- **GOAL OF THE EXERCISE**:
Omit the pictures and retype only the lines from the one containing "Output the text content of this document." through the end of the listing, both ends included.

- **SOURCE MATERIAL**:
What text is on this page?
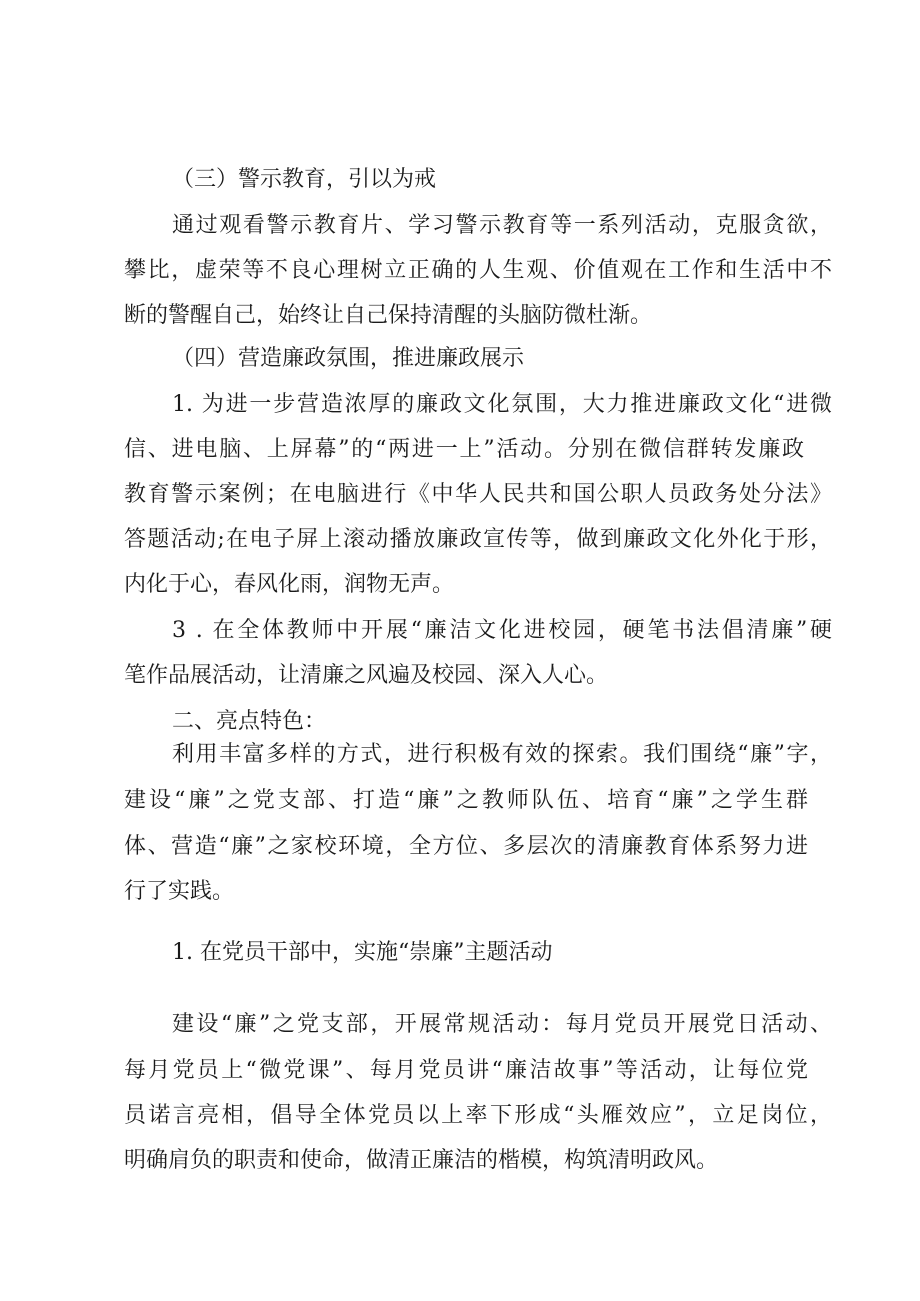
（三）警示教育，引以为戒
通过观看警示教育片、学习警示教育等一系列活动，克服贪欲，
攀比，虚荣等不良心理树立正确的人生观、价值观在工作和生活中不
断的警醒自己，始终让自己保持清醒的头脑防微杜渐。
（四）营造廉政氛围，推进廉政展示
1. 为进一步营造浓厚的廉政文化氛围，大力推进廉政文化“进微
信、进电脑、上屏幕”的“两进一上”活动。分别在微信群转发廉政
教育警示案例；在电脑进行《中华人民共和国公职人员政务处分法》
答题活动;在电子屏上滚动播放廉政宣传等，做到廉政文化外化于形，
内化于心，春风化雨，润物无声。
3 . 在全体教师中开展“廉洁文化进校园，硬笔书法倡清廉”硬
笔作品展活动，让清廉之风遍及校园、深入人心。
二、亮点特色：
利用丰富多样的方式，进行积极有效的探索。我们围绕“廉”字，
建设“廉”之党支部、打造“廉”之教师队伍、培育“廉”之学生群
体、营造“廉”之家校环境，全方位、多层次的清廉教育体系努力进
行了实践。
1. 在党员干部中，实施“崇廉”主题活动
建设“廉”之党支部，开展常规活动：每月党员开展党日活动、
每月党员上“微党课”、每月党员讲“廉洁故事”等活动，让每位党
员诺言亮相，倡导全体党员以上率下形成“头雁效应”，立足岗位，
明确肩负的职责和使命，做清正廉洁的楷模，构筑清明政风。
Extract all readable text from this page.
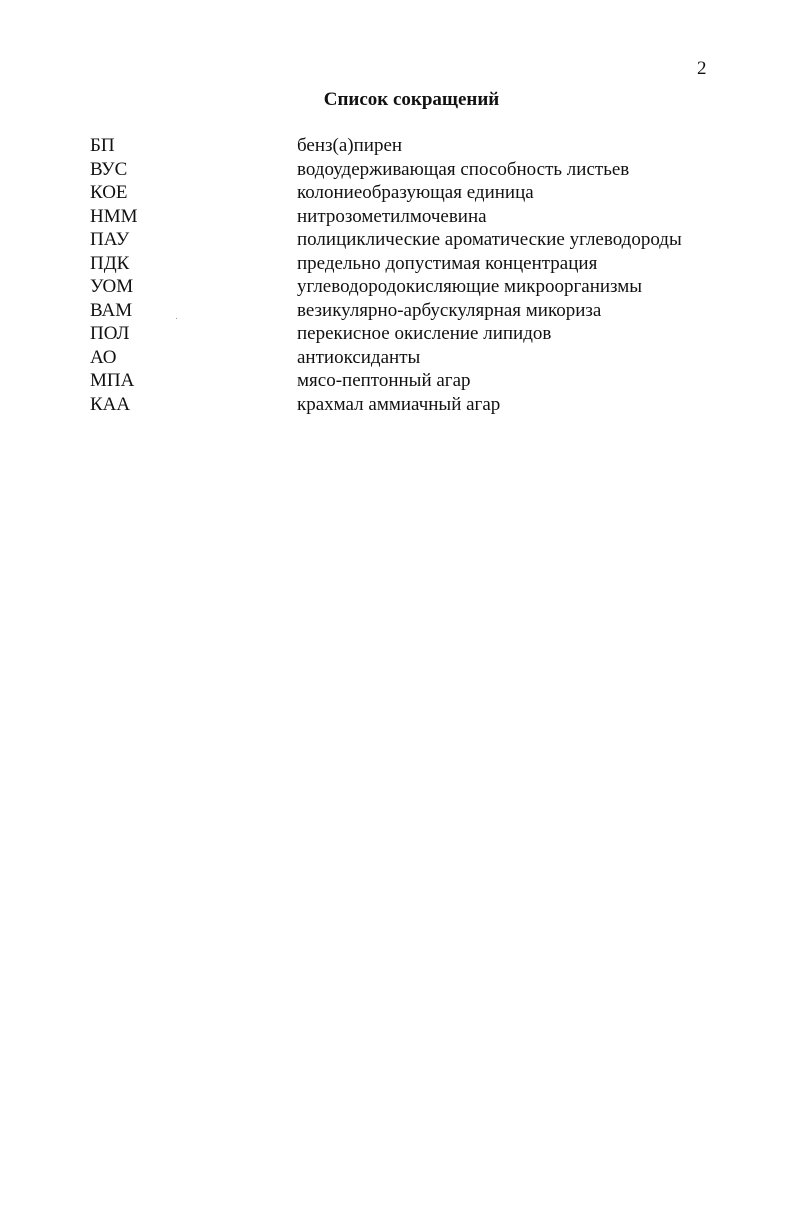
2
Список сокращений
БП	бенз(а)пирен
ВУС	водоудерживающая способность листьев
КОЕ	колониеобразующая единица
НММ	нитрозометилмочевина
ПАУ	полициклические ароматические углеводороды
ПДК	предельно допустимая концентрация
УОМ	углеводородокисляющие микроорганизмы
ВАМ	везикулярно-арбускулярная микориза
ПОЛ	перекисное окисление липидов
АО	антиоксиданты
МПА	мясо-пептонный агар
КАА	крахмал аммиачный агар
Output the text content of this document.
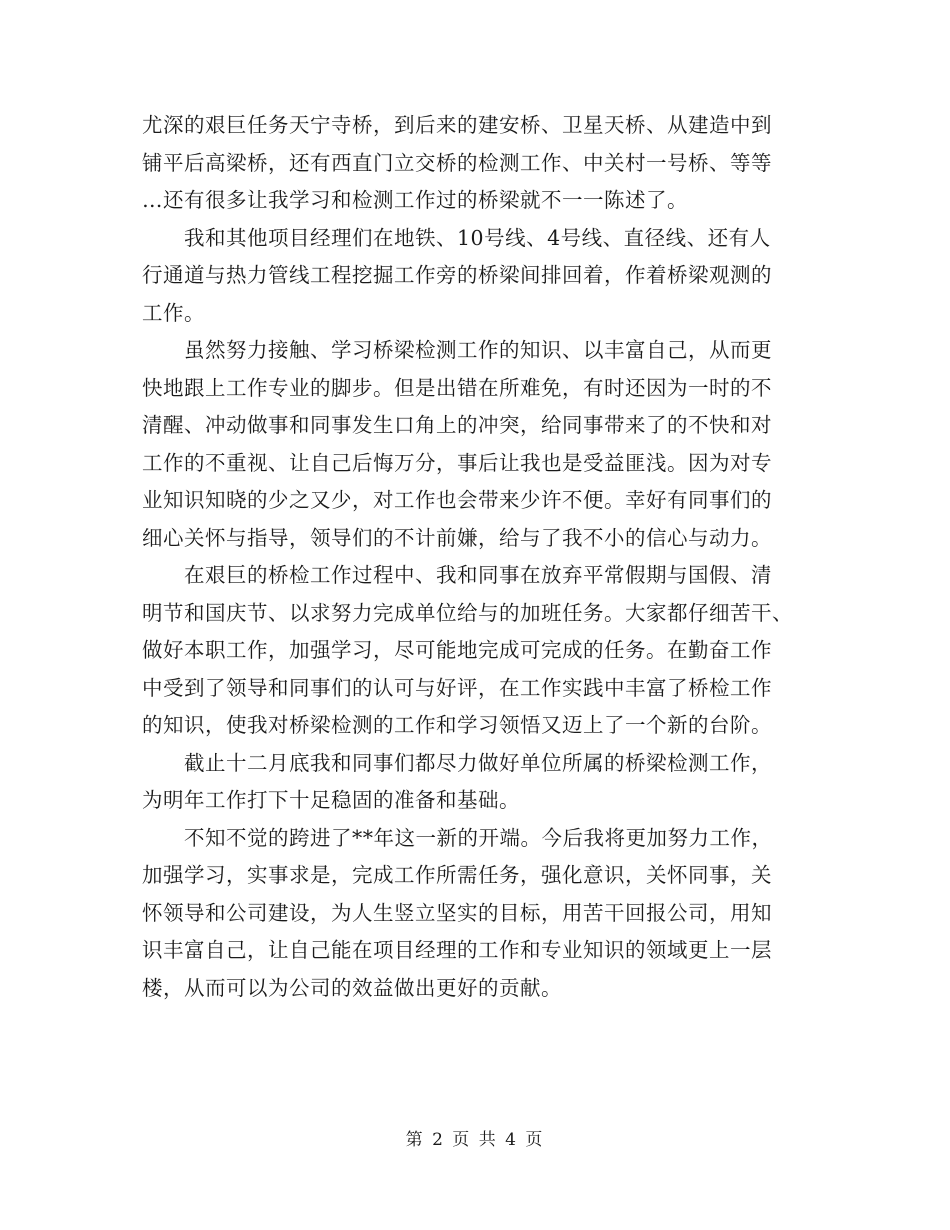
尤深的艰巨任务天宁寺桥，到后来的建安桥、卫星天桥、从建造中到
铺平后高梁桥，还有西直门立交桥的检测工作、中关村一号桥、等等
…还有很多让我学习和检测工作过的桥梁就不一一陈述了。
我和其他项目经理们在地铁、10号线、4号线、直径线、还有人
行通道与热力管线工程挖掘工作旁的桥梁间排回着，作着桥梁观测的
工作。
虽然努力接触、学习桥梁检测工作的知识、以丰富自己，从而更
快地跟上工作专业的脚步。但是出错在所难免，有时还因为一时的不
清醒、冲动做事和同事发生口角上的冲突，给同事带来了的不快和对
工作的不重视、让自己后悔万分，事后让我也是受益匪浅。因为对专
业知识知晓的少之又少，对工作也会带来少许不便。幸好有同事们的
细心关怀与指导，领导们的不计前嫌，给与了我不小的信心与动力。
在艰巨的桥检工作过程中、我和同事在放弃平常假期与国假、清
明节和国庆节、以求努力完成单位给与的加班任务。大家都仔细苦干、
做好本职工作，加强学习，尽可能地完成可完成的任务。在勤奋工作
中受到了领导和同事们的认可与好评，在工作实践中丰富了桥检工作
的知识，使我对桥梁检测的工作和学习领悟又迈上了一个新的台阶。
截止十二月底我和同事们都尽力做好单位所属的桥梁检测工作，
为明年工作打下十足稳固的准备和基础。
不知不觉的跨进了**年这一新的开端。今后我将更加努力工作，
加强学习，实事求是，完成工作所需任务，强化意识，关怀同事，关
怀领导和公司建设，为人生竖立坚实的目标，用苦干回报公司，用知
识丰富自己，让自己能在项目经理的工作和专业知识的领域更上一层
楼，从而可以为公司的效益做出更好的贡献。
第 2 页 共 4 页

- **COMPLETE OUTPUT**:
Output the text content of this document.
尤深的艰巨任务天宁寺桥，到后来的建安桥、卫星天桥、从建造中到
铺平后高梁桥，还有西直门立交桥的检测工作、中关村一号桥、等等
…还有很多让我学习和检测工作过的桥梁就不一一陈述了。
我和其他项目经理们在地铁、10号线、4号线、直径线、还有人
行通道与热力管线工程挖掘工作旁的桥梁间排回着，作着桥梁观测的
工作。
虽然努力接触、学习桥梁检测工作的知识、以丰富自己，从而更
快地跟上工作专业的脚步。但是出错在所难免，有时还因为一时的不
清醒、冲动做事和同事发生口角上的冲突，给同事带来了的不快和对
工作的不重视、让自己后悔万分，事后让我也是受益匪浅。因为对专
业知识知晓的少之又少，对工作也会带来少许不便。幸好有同事们的
细心关怀与指导，领导们的不计前嫌，给与了我不小的信心与动力。
在艰巨的桥检工作过程中、我和同事在放弃平常假期与国假、清
明节和国庆节、以求努力完成单位给与的加班任务。大家都仔细苦干、
做好本职工作，加强学习，尽可能地完成可完成的任务。在勤奋工作
中受到了领导和同事们的认可与好评，在工作实践中丰富了桥检工作
的知识，使我对桥梁检测的工作和学习领悟又迈上了一个新的台阶。
截止十二月底我和同事们都尽力做好单位所属的桥梁检测工作，
为明年工作打下十足稳固的准备和基础。
不知不觉的跨进了**年这一新的开端。今后我将更加努力工作，
加强学习，实事求是，完成工作所需任务，强化意识，关怀同事，关
怀领导和公司建设，为人生竖立坚实的目标，用苦干回报公司，用知
识丰富自己，让自己能在项目经理的工作和专业知识的领域更上一层
楼，从而可以为公司的效益做出更好的贡献。
第 2 页 共 4 页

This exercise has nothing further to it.